** Begin Exercise materials **

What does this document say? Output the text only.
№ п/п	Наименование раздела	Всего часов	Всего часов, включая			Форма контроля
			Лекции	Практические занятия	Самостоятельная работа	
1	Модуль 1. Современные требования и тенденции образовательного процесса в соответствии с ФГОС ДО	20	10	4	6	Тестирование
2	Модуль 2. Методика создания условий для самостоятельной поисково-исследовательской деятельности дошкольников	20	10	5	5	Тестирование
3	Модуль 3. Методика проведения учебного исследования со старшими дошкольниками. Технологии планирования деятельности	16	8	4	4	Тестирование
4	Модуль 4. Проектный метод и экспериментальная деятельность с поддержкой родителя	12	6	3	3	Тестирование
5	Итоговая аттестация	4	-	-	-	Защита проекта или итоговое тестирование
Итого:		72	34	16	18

** End Exercise materials **

Write the data from above out again, exactly.

▸ **Solution to the exercise**
What does this document say? Output the text only.
№ п/п	Наименование раздела	Всего часов	Всего часов, включая			Форма контроля
			Лекции	Практические занятия	Самостоятельная работа	
1	Модуль 1. Современные требования и тенденции образовательного процесса в соответствии с ФГОС ДО	20	10	4	6	Тестирование
2	Модуль 2. Методика создания условий для самостоятельной поисково-исследовательской деятельности дошкольников	20	10	5	5	Тестирование
3	Модуль 3. Методика проведения учебного исследования со старшими дошкольниками. Технологии планирования деятельности	16	8	4	4	Тестирование
4	Модуль 4. Проектный метод и экспериментальная деятельность с поддержкой родителя	12	6	3	3	Тестирование
5	Итоговая аттестация	4	-	-	-	Защита проекта или итоговое тестирование
Итого:		72	34	16	18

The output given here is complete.